### What you should do
Reproduce the records that follow in full, excluding any picture they contain.
## begin Listing
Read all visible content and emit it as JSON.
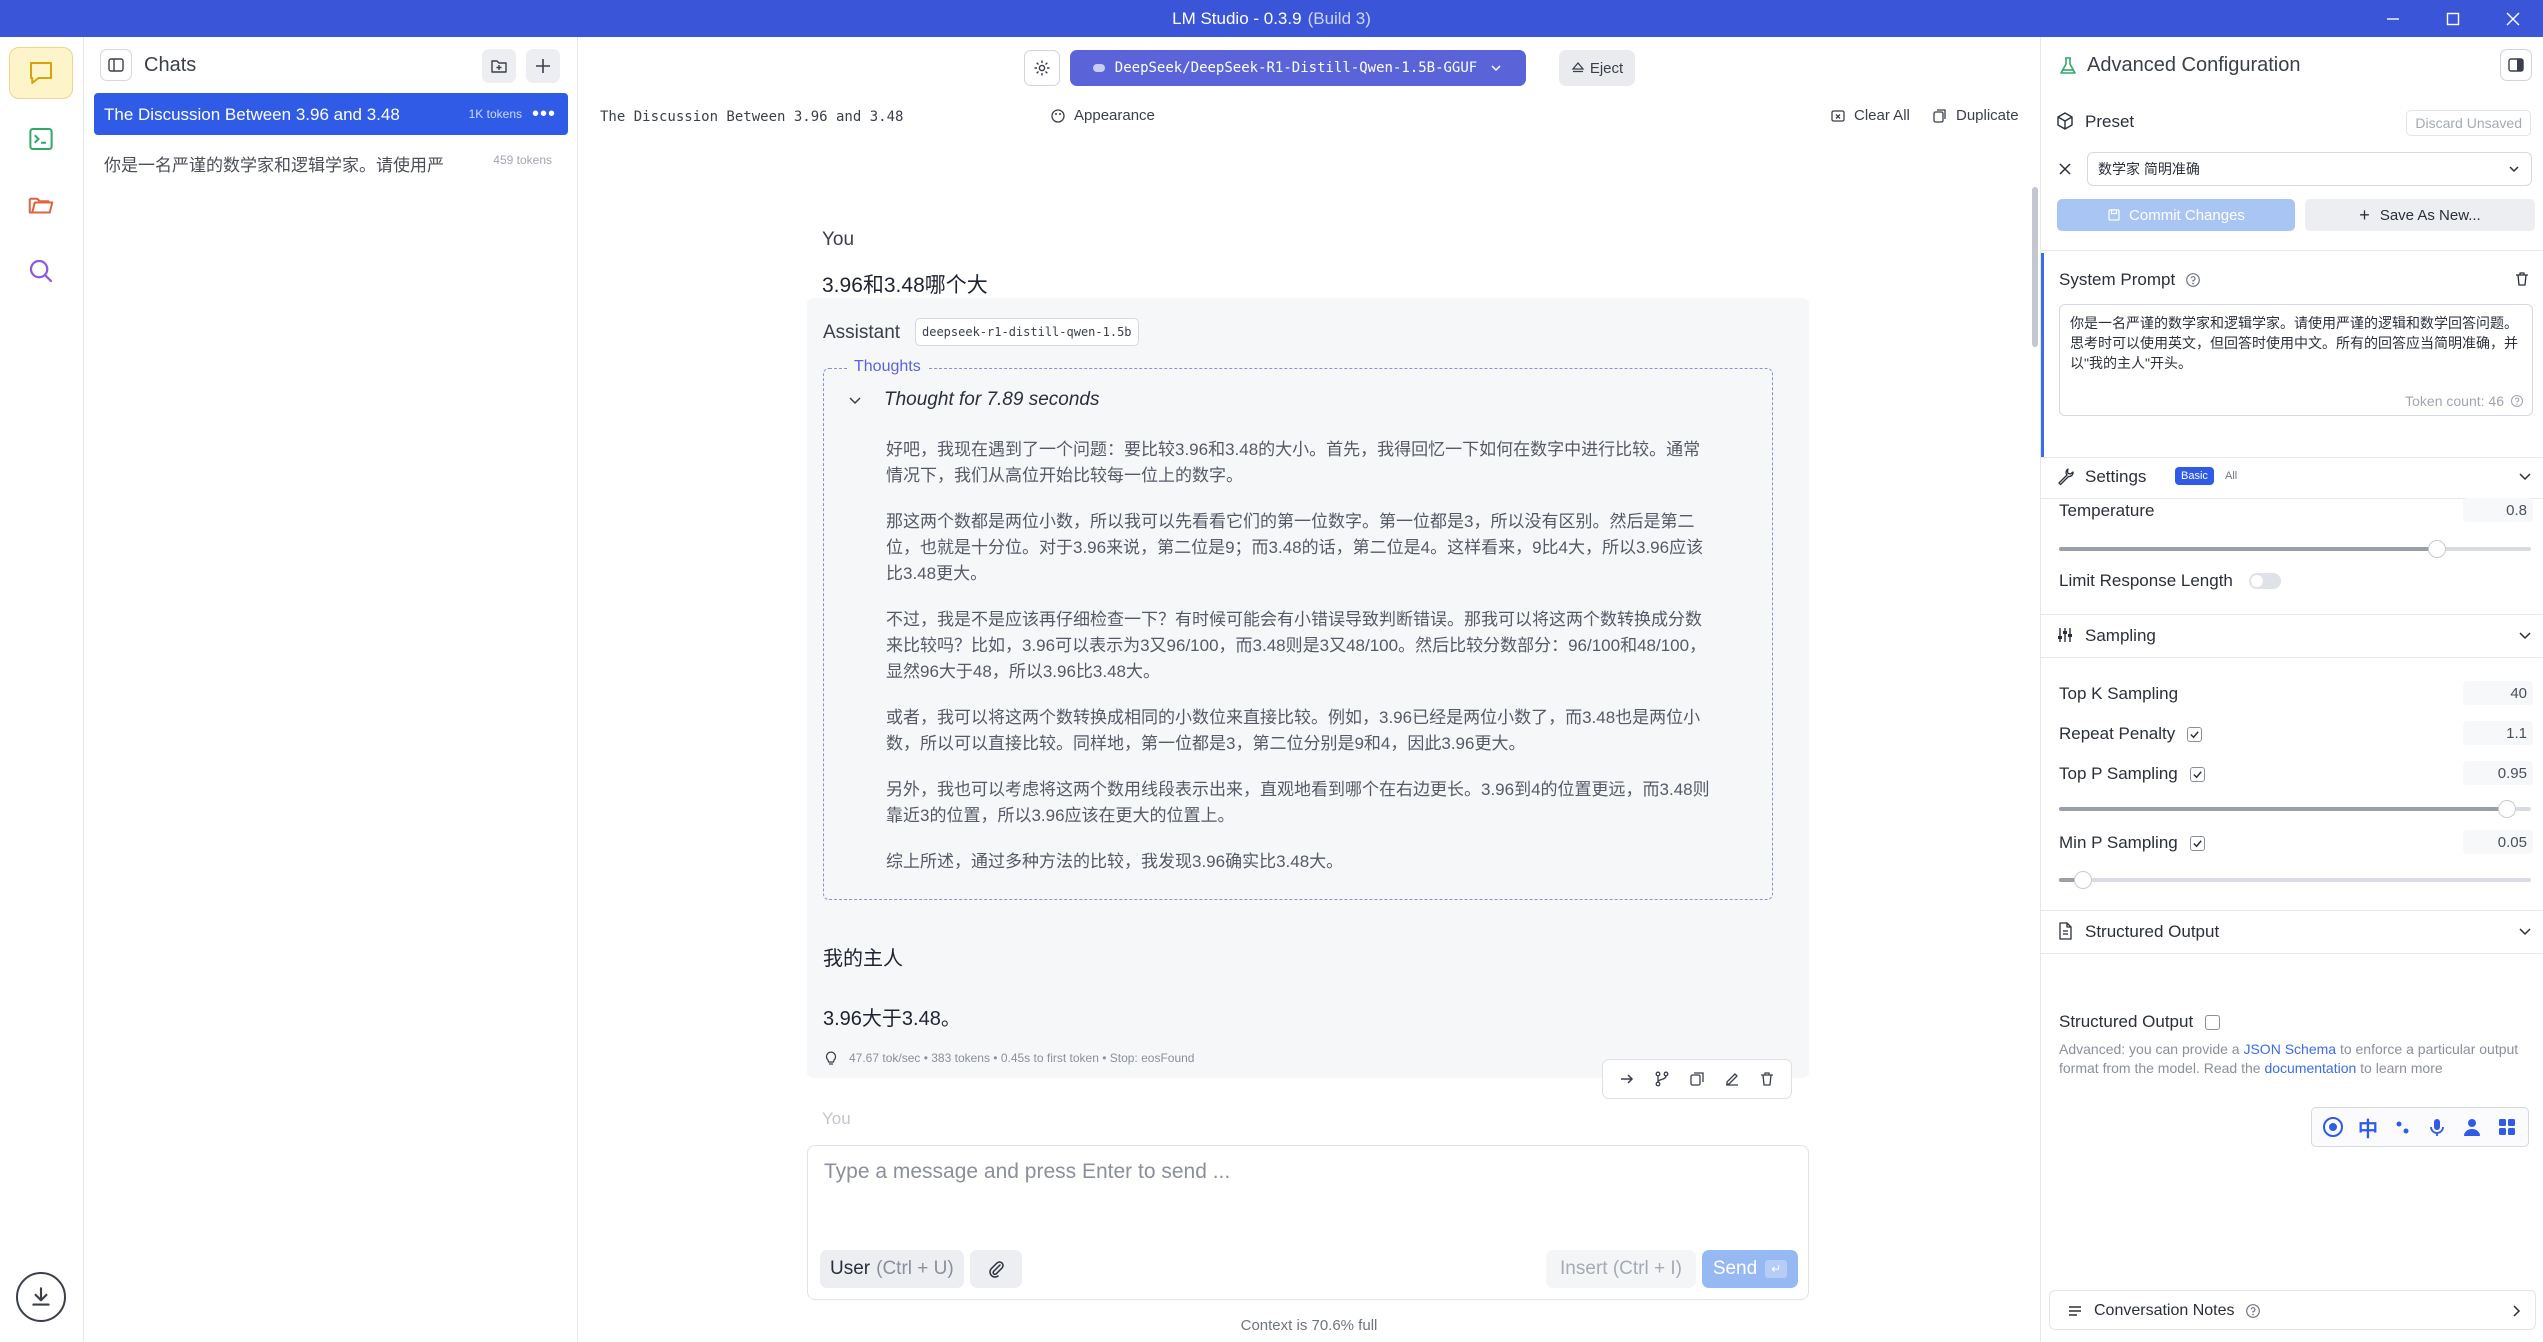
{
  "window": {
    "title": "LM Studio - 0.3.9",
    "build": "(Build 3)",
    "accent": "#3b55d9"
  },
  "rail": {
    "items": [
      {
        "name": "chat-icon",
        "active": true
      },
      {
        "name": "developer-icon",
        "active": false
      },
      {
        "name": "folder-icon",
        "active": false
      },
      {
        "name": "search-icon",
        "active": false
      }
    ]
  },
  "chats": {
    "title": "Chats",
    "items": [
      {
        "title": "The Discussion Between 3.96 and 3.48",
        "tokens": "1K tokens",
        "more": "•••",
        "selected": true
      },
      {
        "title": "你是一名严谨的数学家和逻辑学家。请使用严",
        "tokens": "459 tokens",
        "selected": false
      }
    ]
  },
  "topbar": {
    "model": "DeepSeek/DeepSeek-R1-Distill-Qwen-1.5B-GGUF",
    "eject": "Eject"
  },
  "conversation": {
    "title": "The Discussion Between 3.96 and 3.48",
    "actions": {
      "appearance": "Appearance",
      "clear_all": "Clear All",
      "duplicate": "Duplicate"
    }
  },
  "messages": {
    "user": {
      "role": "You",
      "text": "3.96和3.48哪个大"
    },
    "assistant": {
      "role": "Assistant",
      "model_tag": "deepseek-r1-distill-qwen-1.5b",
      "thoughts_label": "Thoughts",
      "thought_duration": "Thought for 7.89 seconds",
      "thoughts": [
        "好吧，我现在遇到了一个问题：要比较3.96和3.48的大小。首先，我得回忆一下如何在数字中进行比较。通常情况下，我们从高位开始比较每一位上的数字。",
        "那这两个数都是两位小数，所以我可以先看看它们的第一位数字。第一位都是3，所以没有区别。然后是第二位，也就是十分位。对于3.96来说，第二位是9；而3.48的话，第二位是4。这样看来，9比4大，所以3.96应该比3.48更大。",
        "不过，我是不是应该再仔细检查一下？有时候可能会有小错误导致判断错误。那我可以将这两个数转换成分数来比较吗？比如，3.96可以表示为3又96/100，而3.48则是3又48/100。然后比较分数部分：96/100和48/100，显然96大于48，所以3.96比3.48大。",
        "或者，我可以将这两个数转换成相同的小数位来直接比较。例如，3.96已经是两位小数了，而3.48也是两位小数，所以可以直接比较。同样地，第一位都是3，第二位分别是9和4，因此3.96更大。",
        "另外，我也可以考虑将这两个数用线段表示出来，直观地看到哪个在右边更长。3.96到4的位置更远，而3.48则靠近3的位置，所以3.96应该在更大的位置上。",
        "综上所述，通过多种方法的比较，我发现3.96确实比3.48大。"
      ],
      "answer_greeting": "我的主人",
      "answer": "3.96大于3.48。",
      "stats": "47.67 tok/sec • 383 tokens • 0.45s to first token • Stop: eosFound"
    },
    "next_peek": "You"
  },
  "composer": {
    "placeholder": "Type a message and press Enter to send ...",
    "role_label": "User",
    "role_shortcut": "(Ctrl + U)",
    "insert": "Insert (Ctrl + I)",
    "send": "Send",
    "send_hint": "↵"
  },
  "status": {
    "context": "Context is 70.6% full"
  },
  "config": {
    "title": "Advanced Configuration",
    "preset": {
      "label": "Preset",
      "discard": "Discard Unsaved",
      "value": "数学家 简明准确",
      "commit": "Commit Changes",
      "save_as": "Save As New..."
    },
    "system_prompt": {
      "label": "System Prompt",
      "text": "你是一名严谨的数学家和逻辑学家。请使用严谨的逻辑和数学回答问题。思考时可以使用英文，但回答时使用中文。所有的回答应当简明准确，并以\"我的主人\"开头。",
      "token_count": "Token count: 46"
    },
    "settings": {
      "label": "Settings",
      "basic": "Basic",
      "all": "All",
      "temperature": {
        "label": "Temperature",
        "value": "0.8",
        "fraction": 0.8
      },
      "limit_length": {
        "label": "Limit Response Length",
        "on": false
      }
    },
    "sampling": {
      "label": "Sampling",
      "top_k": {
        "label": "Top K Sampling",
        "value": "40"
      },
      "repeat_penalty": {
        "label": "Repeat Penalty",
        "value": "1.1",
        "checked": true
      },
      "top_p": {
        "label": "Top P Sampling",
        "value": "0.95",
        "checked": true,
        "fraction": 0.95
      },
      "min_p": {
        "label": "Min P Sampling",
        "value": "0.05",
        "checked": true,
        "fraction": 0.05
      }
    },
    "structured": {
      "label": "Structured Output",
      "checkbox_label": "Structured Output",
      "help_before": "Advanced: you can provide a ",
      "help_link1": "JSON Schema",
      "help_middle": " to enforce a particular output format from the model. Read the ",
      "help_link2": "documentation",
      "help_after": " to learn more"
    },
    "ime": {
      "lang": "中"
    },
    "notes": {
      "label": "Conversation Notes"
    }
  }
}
## end Listing
### Answer to this exercise
Read all visible content and emit it as JSON.
{
  "window": {
    "title": "LM Studio - 0.3.9",
    "build": "(Build 3)",
    "accent": "#3b55d9"
  },
  "rail": {
    "items": [
      {
        "name": "chat-icon",
        "active": true
      },
      {
        "name": "developer-icon",
        "active": false
      },
      {
        "name": "folder-icon",
        "active": false
      },
      {
        "name": "search-icon",
        "active": false
      }
    ]
  },
  "chats": {
    "title": "Chats",
    "items": [
      {
        "title": "The Discussion Between 3.96 and 3.48",
        "tokens": "1K tokens",
        "more": "•••",
        "selected": true
      },
      {
        "title": "你是一名严谨的数学家和逻辑学家。请使用严",
        "tokens": "459 tokens",
        "selected": false
      }
    ]
  },
  "topbar": {
    "model": "DeepSeek/DeepSeek-R1-Distill-Qwen-1.5B-GGUF",
    "eject": "Eject"
  },
  "conversation": {
    "title": "The Discussion Between 3.96 and 3.48",
    "actions": {
      "appearance": "Appearance",
      "clear_all": "Clear All",
      "duplicate": "Duplicate"
    }
  },
  "messages": {
    "user": {
      "role": "You",
      "text": "3.96和3.48哪个大"
    },
    "assistant": {
      "role": "Assistant",
      "model_tag": "deepseek-r1-distill-qwen-1.5b",
      "thoughts_label": "Thoughts",
      "thought_duration": "Thought for 7.89 seconds",
      "thoughts": [
        "好吧，我现在遇到了一个问题：要比较3.96和3.48的大小。首先，我得回忆一下如何在数字中进行比较。通常情况下，我们从高位开始比较每一位上的数字。",
        "那这两个数都是两位小数，所以我可以先看看它们的第一位数字。第一位都是3，所以没有区别。然后是第二位，也就是十分位。对于3.96来说，第二位是9；而3.48的话，第二位是4。这样看来，9比4大，所以3.96应该比3.48更大。",
        "不过，我是不是应该再仔细检查一下？有时候可能会有小错误导致判断错误。那我可以将这两个数转换成分数来比较吗？比如，3.96可以表示为3又96/100，而3.48则是3又48/100。然后比较分数部分：96/100和48/100，显然96大于48，所以3.96比3.48大。",
        "或者，我可以将这两个数转换成相同的小数位来直接比较。例如，3.96已经是两位小数了，而3.48也是两位小数，所以可以直接比较。同样地，第一位都是3，第二位分别是9和4，因此3.96更大。",
        "另外，我也可以考虑将这两个数用线段表示出来，直观地看到哪个在右边更长。3.96到4的位置更远，而3.48则靠近3的位置，所以3.96应该在更大的位置上。",
        "综上所述，通过多种方法的比较，我发现3.96确实比3.48大。"
      ],
      "answer_greeting": "我的主人",
      "answer": "3.96大于3.48。",
      "stats": "47.67 tok/sec • 383 tokens • 0.45s to first token • Stop: eosFound"
    },
    "next_peek": "You"
  },
  "composer": {
    "placeholder": "Type a message and press Enter to send ...",
    "role_label": "User",
    "role_shortcut": "(Ctrl + U)",
    "insert": "Insert (Ctrl + I)",
    "send": "Send",
    "send_hint": "↵"
  },
  "status": {
    "context": "Context is 70.6% full"
  },
  "config": {
    "title": "Advanced Configuration",
    "preset": {
      "label": "Preset",
      "discard": "Discard Unsaved",
      "value": "数学家 简明准确",
      "commit": "Commit Changes",
      "save_as": "Save As New..."
    },
    "system_prompt": {
      "label": "System Prompt",
      "text": "你是一名严谨的数学家和逻辑学家。请使用严谨的逻辑和数学回答问题。思考时可以使用英文，但回答时使用中文。所有的回答应当简明准确，并以\"我的主人\"开头。",
      "token_count": "Token count: 46"
    },
    "settings": {
      "label": "Settings",
      "basic": "Basic",
      "all": "All",
      "temperature": {
        "label": "Temperature",
        "value": "0.8",
        "fraction": 0.8
      },
      "limit_length": {
        "label": "Limit Response Length",
        "on": false
      }
    },
    "sampling": {
      "label": "Sampling",
      "top_k": {
        "label": "Top K Sampling",
        "value": "40"
      },
      "repeat_penalty": {
        "label": "Repeat Penalty",
        "value": "1.1",
        "checked": true
      },
      "top_p": {
        "label": "Top P Sampling",
        "value": "0.95",
        "checked": true,
        "fraction": 0.95
      },
      "min_p": {
        "label": "Min P Sampling",
        "value": "0.05",
        "checked": true,
        "fraction": 0.05
      }
    },
    "structured": {
      "label": "Structured Output",
      "checkbox_label": "Structured Output",
      "help_before": "Advanced: you can provide a ",
      "help_link1": "JSON Schema",
      "help_middle": " to enforce a particular output format from the model. Read the ",
      "help_link2": "documentation",
      "help_after": " to learn more"
    },
    "ime": {
      "lang": "中"
    },
    "notes": {
      "label": "Conversation Notes"
    }
  }
}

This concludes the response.